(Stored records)
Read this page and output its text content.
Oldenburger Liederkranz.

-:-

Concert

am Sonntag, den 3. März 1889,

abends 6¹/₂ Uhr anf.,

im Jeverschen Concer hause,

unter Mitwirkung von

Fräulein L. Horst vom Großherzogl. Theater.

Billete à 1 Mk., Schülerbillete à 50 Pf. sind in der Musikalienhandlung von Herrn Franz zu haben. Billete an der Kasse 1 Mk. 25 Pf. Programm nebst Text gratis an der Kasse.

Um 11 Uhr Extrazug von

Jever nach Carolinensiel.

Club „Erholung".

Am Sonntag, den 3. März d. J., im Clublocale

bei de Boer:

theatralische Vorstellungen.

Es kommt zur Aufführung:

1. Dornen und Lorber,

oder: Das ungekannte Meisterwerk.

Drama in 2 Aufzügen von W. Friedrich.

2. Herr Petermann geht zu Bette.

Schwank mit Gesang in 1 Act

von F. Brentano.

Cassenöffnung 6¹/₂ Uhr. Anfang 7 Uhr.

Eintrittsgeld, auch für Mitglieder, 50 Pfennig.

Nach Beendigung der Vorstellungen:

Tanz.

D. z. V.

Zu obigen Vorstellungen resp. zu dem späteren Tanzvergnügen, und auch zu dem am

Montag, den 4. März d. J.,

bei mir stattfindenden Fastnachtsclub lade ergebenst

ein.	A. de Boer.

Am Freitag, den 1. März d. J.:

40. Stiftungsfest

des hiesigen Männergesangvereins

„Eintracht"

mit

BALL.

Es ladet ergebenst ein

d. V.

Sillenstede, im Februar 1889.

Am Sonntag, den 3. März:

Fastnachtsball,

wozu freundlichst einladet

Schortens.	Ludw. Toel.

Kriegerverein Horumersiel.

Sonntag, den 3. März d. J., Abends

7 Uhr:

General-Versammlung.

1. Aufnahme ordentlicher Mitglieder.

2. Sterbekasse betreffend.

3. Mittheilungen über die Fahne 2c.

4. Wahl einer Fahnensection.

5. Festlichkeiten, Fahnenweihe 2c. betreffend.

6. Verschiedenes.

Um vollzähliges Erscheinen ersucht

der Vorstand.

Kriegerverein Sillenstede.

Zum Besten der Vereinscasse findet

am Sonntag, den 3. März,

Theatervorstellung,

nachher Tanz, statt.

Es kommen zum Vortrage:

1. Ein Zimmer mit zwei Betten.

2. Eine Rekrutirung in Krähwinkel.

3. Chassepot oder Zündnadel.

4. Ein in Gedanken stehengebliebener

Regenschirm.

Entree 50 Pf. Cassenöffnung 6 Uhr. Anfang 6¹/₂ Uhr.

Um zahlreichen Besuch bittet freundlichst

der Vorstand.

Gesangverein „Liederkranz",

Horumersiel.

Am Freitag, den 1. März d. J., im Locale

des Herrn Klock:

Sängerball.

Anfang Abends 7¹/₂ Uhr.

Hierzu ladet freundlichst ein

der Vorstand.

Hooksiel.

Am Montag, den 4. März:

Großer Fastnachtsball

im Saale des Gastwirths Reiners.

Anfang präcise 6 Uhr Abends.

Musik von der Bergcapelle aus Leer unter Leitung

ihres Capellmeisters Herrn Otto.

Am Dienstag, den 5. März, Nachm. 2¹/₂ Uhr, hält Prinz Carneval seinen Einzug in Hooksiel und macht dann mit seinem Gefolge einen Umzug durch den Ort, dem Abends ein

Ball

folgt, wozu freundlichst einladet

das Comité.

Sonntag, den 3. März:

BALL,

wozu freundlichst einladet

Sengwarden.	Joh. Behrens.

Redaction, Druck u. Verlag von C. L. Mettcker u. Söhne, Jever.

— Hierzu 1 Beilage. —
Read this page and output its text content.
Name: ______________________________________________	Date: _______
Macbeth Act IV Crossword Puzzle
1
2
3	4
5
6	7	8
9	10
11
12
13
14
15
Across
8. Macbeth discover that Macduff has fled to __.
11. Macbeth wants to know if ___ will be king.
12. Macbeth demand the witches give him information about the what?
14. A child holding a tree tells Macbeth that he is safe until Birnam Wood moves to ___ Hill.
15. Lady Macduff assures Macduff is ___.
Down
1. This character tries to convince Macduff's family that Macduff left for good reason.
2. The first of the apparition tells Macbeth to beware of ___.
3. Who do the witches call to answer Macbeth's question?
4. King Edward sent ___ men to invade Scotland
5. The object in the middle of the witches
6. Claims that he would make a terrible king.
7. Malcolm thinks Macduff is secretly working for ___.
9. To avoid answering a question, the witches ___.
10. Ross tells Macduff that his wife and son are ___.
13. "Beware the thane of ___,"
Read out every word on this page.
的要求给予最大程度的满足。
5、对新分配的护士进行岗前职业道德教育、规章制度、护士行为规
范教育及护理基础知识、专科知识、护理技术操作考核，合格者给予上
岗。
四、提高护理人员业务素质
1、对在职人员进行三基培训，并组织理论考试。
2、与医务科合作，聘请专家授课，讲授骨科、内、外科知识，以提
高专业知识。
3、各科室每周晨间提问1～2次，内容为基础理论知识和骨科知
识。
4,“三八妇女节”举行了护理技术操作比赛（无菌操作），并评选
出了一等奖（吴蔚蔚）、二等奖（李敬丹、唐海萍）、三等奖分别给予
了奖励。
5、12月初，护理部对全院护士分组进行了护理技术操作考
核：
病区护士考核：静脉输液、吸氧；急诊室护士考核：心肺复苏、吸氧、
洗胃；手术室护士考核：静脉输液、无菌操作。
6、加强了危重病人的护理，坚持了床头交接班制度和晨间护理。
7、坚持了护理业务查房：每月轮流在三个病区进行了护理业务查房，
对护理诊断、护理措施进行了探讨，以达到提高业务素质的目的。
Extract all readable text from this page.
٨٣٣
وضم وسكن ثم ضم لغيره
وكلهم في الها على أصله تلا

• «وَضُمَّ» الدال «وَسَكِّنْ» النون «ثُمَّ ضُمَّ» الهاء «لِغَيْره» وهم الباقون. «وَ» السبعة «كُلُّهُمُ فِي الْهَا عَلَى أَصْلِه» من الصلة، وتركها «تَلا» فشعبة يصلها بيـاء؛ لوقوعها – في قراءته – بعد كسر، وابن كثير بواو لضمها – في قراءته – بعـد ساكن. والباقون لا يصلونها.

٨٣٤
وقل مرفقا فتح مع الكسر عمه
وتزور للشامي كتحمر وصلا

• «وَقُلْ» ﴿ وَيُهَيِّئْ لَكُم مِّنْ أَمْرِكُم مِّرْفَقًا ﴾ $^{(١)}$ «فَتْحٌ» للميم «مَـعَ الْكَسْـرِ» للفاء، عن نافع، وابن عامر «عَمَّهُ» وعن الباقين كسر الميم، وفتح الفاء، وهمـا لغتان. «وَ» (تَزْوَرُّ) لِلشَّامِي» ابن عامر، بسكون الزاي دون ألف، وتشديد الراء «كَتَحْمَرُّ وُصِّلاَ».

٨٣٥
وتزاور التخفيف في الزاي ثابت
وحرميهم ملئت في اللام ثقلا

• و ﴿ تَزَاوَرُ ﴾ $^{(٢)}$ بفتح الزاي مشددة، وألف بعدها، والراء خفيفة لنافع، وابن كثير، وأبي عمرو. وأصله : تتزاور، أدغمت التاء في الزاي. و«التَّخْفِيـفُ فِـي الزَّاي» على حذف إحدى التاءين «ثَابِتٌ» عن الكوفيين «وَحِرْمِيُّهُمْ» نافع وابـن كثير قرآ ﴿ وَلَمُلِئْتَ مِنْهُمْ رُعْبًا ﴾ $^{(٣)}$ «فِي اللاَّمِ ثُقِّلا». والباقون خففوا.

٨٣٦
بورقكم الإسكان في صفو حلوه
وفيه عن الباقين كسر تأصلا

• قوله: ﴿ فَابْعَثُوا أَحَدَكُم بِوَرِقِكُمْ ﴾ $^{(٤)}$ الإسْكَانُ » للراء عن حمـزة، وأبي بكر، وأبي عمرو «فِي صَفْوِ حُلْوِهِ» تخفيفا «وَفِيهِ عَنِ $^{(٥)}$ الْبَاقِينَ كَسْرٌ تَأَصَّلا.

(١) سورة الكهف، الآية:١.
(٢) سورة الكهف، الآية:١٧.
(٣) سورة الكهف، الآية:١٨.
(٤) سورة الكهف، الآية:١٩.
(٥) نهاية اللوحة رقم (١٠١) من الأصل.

* **What this task involves**
Using the listing, copy every line where the word "März" shows up.

* **Task answer**
am Sonntag, den 3. März 1889,
Am Sonntag, den 3. März d. J., im Clublocale
Montag, den 4. März d. J.,
Am Freitag, den 1. März d. J.:
Am Sonntag, den 3. März:
Sonntag, den 3. März d. J., Abends
am Sonntag, den 3. März,
Am Freitag, den 1. März d. J., im Locale
Am Montag, den 4. März:
Am Dienstag, den 5. März, Nachm. 2¹/₂ Uhr, hält Prinz Carneval seinen Einzug in Hooksiel und macht dann mit seinem Gefolge einen Umzug durch den Ort, dem Abends ein
Sonntag, den 3. März:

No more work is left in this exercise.